◆ **Aim of the exercise**
Take the data that follows and retype it word for word.

◆ **Raw records**
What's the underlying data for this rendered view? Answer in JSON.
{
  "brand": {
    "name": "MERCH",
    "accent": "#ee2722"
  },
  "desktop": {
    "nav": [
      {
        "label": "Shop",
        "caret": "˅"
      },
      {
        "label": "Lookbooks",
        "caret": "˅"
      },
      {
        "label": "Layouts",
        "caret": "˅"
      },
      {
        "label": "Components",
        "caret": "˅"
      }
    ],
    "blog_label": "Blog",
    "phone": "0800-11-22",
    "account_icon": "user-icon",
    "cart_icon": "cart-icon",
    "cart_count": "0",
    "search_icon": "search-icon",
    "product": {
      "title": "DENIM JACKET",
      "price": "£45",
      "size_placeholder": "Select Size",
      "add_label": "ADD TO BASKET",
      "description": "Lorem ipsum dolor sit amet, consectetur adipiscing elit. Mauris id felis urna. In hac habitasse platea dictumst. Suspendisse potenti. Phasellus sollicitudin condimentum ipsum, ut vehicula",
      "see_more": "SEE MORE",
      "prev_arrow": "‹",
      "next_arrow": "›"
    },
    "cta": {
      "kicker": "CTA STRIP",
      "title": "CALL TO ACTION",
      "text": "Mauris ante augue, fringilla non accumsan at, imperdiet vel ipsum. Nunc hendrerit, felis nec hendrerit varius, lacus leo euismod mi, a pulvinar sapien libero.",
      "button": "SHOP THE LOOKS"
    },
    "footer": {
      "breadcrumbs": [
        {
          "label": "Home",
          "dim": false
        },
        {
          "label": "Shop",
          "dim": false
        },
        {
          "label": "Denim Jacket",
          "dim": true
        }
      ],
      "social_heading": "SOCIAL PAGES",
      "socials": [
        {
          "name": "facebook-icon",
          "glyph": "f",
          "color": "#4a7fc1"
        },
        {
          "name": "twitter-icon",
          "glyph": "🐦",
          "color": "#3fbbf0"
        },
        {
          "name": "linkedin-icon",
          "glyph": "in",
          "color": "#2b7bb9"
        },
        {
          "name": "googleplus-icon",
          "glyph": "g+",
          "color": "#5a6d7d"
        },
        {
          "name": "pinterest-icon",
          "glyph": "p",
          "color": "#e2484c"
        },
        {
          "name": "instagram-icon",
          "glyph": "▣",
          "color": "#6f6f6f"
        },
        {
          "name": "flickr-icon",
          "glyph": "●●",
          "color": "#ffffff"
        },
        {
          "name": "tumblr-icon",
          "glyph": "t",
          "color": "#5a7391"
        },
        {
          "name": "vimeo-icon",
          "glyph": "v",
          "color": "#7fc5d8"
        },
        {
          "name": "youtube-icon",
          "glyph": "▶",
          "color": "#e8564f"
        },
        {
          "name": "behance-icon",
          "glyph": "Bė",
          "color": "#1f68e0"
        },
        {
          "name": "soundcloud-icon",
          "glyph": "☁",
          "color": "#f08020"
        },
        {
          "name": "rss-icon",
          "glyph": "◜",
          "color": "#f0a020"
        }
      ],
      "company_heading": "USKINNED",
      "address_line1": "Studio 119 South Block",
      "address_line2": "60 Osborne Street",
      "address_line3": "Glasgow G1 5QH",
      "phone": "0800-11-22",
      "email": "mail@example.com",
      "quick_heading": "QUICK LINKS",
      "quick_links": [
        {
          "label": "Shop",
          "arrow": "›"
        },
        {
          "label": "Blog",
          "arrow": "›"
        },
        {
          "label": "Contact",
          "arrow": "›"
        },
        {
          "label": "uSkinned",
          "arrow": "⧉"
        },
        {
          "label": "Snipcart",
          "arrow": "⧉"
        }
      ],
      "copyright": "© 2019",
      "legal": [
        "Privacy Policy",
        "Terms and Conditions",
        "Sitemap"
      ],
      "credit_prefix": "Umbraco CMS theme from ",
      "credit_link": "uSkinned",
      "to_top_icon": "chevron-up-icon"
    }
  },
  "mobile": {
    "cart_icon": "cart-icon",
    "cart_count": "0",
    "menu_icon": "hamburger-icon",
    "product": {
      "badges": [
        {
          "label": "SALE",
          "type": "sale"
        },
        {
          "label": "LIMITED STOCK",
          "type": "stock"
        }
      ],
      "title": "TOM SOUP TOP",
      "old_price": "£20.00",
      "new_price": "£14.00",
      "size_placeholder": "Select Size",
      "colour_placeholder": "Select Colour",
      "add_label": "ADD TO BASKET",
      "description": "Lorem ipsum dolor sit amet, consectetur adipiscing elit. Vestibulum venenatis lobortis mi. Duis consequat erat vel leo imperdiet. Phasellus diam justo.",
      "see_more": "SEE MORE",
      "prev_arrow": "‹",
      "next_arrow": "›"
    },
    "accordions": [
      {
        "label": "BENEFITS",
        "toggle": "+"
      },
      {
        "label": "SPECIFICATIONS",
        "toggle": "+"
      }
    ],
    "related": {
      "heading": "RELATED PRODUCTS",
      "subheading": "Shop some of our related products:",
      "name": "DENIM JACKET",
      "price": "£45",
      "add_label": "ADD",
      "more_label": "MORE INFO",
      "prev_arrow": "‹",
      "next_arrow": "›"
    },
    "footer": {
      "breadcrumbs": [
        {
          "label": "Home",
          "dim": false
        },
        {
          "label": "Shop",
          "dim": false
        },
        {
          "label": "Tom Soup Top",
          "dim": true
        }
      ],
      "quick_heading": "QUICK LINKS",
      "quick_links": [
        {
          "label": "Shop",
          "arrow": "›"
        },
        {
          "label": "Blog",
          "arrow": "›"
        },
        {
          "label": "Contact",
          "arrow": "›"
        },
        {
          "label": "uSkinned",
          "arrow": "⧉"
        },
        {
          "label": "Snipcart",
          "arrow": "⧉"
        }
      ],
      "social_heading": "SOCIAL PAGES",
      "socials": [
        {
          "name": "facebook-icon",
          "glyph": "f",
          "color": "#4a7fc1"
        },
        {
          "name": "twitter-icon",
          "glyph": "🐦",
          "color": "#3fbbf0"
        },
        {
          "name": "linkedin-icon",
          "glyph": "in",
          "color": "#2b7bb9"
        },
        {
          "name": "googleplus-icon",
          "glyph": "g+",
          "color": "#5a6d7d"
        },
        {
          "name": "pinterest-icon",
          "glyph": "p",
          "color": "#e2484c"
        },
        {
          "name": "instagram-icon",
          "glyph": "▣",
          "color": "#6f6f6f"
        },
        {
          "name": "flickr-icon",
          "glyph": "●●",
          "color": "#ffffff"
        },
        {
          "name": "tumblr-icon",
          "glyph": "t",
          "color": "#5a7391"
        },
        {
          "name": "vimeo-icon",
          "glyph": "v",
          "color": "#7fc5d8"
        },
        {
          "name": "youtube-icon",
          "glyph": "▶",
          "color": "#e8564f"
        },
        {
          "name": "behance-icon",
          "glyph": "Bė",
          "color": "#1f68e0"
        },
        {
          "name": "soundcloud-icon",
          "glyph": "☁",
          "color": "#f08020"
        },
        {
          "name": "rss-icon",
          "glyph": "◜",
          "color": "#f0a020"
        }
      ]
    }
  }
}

◆ **Answer**
What's the underlying data for this rendered view? Answer in JSON.
{
  "brand": {
    "name": "MERCH",
    "accent": "#ee2722"
  },
  "desktop": {
    "nav": [
      {
        "label": "Shop",
        "caret": "˅"
      },
      {
        "label": "Lookbooks",
        "caret": "˅"
      },
      {
        "label": "Layouts",
        "caret": "˅"
      },
      {
        "label": "Components",
        "caret": "˅"
      }
    ],
    "blog_label": "Blog",
    "phone": "0800-11-22",
    "account_icon": "user-icon",
    "cart_icon": "cart-icon",
    "cart_count": "0",
    "search_icon": "search-icon",
    "product": {
      "title": "DENIM JACKET",
      "price": "£45",
      "size_placeholder": "Select Size",
      "add_label": "ADD TO BASKET",
      "description": "Lorem ipsum dolor sit amet, consectetur adipiscing elit. Mauris id felis urna. In hac habitasse platea dictumst. Suspendisse potenti. Phasellus sollicitudin condimentum ipsum, ut vehicula",
      "see_more": "SEE MORE",
      "prev_arrow": "‹",
      "next_arrow": "›"
    },
    "cta": {
      "kicker": "CTA STRIP",
      "title": "CALL TO ACTION",
      "text": "Mauris ante augue, fringilla non accumsan at, imperdiet vel ipsum. Nunc hendrerit, felis nec hendrerit varius, lacus leo euismod mi, a pulvinar sapien libero.",
      "button": "SHOP THE LOOKS"
    },
    "footer": {
      "breadcrumbs": [
        {
          "label": "Home",
          "dim": false
        },
        {
          "label": "Shop",
          "dim": false
        },
        {
          "label": "Denim Jacket",
          "dim": true
        }
      ],
      "social_heading": "SOCIAL PAGES",
      "socials": [
        {
          "name": "facebook-icon",
          "glyph": "f",
          "color": "#4a7fc1"
        },
        {
          "name": "twitter-icon",
          "glyph": "🐦",
          "color": "#3fbbf0"
        },
        {
          "name": "linkedin-icon",
          "glyph": "in",
          "color": "#2b7bb9"
        },
        {
          "name": "googleplus-icon",
          "glyph": "g+",
          "color": "#5a6d7d"
        },
        {
          "name": "pinterest-icon",
          "glyph": "p",
          "color": "#e2484c"
        },
        {
          "name": "instagram-icon",
          "glyph": "▣",
          "color": "#6f6f6f"
        },
        {
          "name": "flickr-icon",
          "glyph": "●●",
          "color": "#ffffff"
        },
        {
          "name": "tumblr-icon",
          "glyph": "t",
          "color": "#5a7391"
        },
        {
          "name": "vimeo-icon",
          "glyph": "v",
          "color": "#7fc5d8"
        },
        {
          "name": "youtube-icon",
          "glyph": "▶",
          "color": "#e8564f"
        },
        {
          "name": "behance-icon",
          "glyph": "Bė",
          "color": "#1f68e0"
        },
        {
          "name": "soundcloud-icon",
          "glyph": "☁",
          "color": "#f08020"
        },
        {
          "name": "rss-icon",
          "glyph": "◜",
          "color": "#f0a020"
        }
      ],
      "company_heading": "USKINNED",
      "address_line1": "Studio 119 South Block",
      "address_line2": "60 Osborne Street",
      "address_line3": "Glasgow G1 5QH",
      "phone": "0800-11-22",
      "email": "mail@example.com",
      "quick_heading": "QUICK LINKS",
      "quick_links": [
        {
          "label": "Shop",
          "arrow": "›"
        },
        {
          "label": "Blog",
          "arrow": "›"
        },
        {
          "label": "Contact",
          "arrow": "›"
        },
        {
          "label": "uSkinned",
          "arrow": "⧉"
        },
        {
          "label": "Snipcart",
          "arrow": "⧉"
        }
      ],
      "copyright": "© 2019",
      "legal": [
        "Privacy Policy",
        "Terms and Conditions",
        "Sitemap"
      ],
      "credit_prefix": "Umbraco CMS theme from ",
      "credit_link": "uSkinned",
      "to_top_icon": "chevron-up-icon"
    }
  },
  "mobile": {
    "cart_icon": "cart-icon",
    "cart_count": "0",
    "menu_icon": "hamburger-icon",
    "product": {
      "badges": [
        {
          "label": "SALE",
          "type": "sale"
        },
        {
          "label": "LIMITED STOCK",
          "type": "stock"
        }
      ],
      "title": "TOM SOUP TOP",
      "old_price": "£20.00",
      "new_price": "£14.00",
      "size_placeholder": "Select Size",
      "colour_placeholder": "Select Colour",
      "add_label": "ADD TO BASKET",
      "description": "Lorem ipsum dolor sit amet, consectetur adipiscing elit. Vestibulum venenatis lobortis mi. Duis consequat erat vel leo imperdiet. Phasellus diam justo.",
      "see_more": "SEE MORE",
      "prev_arrow": "‹",
      "next_arrow": "›"
    },
    "accordions": [
      {
        "label": "BENEFITS",
        "toggle": "+"
      },
      {
        "label": "SPECIFICATIONS",
        "toggle": "+"
      }
    ],
    "related": {
      "heading": "RELATED PRODUCTS",
      "subheading": "Shop some of our related products:",
      "name": "DENIM JACKET",
      "price": "£45",
      "add_label": "ADD",
      "more_label": "MORE INFO",
      "prev_arrow": "‹",
      "next_arrow": "›"
    },
    "footer": {
      "breadcrumbs": [
        {
          "label": "Home",
          "dim": false
        },
        {
          "label": "Shop",
          "dim": false
        },
        {
          "label": "Tom Soup Top",
          "dim": true
        }
      ],
      "quick_heading": "QUICK LINKS",
      "quick_links": [
        {
          "label": "Shop",
          "arrow": "›"
        },
        {
          "label": "Blog",
          "arrow": "›"
        },
        {
          "label": "Contact",
          "arrow": "›"
        },
        {
          "label": "uSkinned",
          "arrow": "⧉"
        },
        {
          "label": "Snipcart",
          "arrow": "⧉"
        }
      ],
      "social_heading": "SOCIAL PAGES",
      "socials": [
        {
          "name": "facebook-icon",
          "glyph": "f",
          "color": "#4a7fc1"
        },
        {
          "name": "twitter-icon",
          "glyph": "🐦",
          "color": "#3fbbf0"
        },
        {
          "name": "linkedin-icon",
          "glyph": "in",
          "color": "#2b7bb9"
        },
        {
          "name": "googleplus-icon",
          "glyph": "g+",
          "color": "#5a6d7d"
        },
        {
          "name": "pinterest-icon",
          "glyph": "p",
          "color": "#e2484c"
        },
        {
          "name": "instagram-icon",
          "glyph": "▣",
          "color": "#6f6f6f"
        },
        {
          "name": "flickr-icon",
          "glyph": "●●",
          "color": "#ffffff"
        },
        {
          "name": "tumblr-icon",
          "glyph": "t",
          "color": "#5a7391"
        },
        {
          "name": "vimeo-icon",
          "glyph": "v",
          "color": "#7fc5d8"
        },
        {
          "name": "youtube-icon",
          "glyph": "▶",
          "color": "#e8564f"
        },
        {
          "name": "behance-icon",
          "glyph": "Bė",
          "color": "#1f68e0"
        },
        {
          "name": "soundcloud-icon",
          "glyph": "☁",
          "color": "#f08020"
        },
        {
          "name": "rss-icon",
          "glyph": "◜",
          "color": "#f0a020"
        }
      ]
    }
  }
}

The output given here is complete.